Stored data ::
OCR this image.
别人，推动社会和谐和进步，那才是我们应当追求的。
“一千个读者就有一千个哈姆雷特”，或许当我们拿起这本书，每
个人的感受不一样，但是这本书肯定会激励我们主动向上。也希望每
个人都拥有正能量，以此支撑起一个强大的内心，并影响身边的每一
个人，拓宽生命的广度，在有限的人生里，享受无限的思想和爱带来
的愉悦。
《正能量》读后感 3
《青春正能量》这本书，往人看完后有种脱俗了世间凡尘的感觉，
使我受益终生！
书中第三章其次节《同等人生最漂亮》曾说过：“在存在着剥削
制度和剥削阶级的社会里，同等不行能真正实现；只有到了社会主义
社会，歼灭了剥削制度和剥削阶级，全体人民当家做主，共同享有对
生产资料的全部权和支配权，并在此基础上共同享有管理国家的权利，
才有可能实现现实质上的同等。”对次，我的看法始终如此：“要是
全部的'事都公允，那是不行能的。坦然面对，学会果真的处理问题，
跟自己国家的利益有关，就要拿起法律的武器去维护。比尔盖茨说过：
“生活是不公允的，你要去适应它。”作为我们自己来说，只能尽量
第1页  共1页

Task to carry out :: Reproduce the material verbatim, line by line.

The completed task ::
OCR this image.
别人，推动社会和谐和进步，那才是我们应当追求的。
“一千个读者就有一千个哈姆雷特”，或许当我们拿起这本书，每
个人的感受不一样，但是这本书肯定会激励我们主动向上。也希望每
个人都拥有正能量，以此支撑起一个强大的内心，并影响身边的每一
个人，拓宽生命的广度，在有限的人生里，享受无限的思想和爱带来
的愉悦。
《正能量》读后感 3
《青春正能量》这本书，往人看完后有种脱俗了世间凡尘的感觉，
使我受益终生！
书中第三章其次节《同等人生最漂亮》曾说过：“在存在着剥削
制度和剥削阶级的社会里，同等不行能真正实现；只有到了社会主义
社会，歼灭了剥削制度和剥削阶级，全体人民当家做主，共同享有对
生产资料的全部权和支配权，并在此基础上共同享有管理国家的权利，
才有可能实现现实质上的同等。”对次，我的看法始终如此：“要是
全部的'事都公允，那是不行能的。坦然面对，学会果真的处理问题，
跟自己国家的利益有关，就要拿起法律的武器去维护。比尔盖茨说过：
“生活是不公允的，你要去适应它。”作为我们自己来说，只能尽量
第1页  共1页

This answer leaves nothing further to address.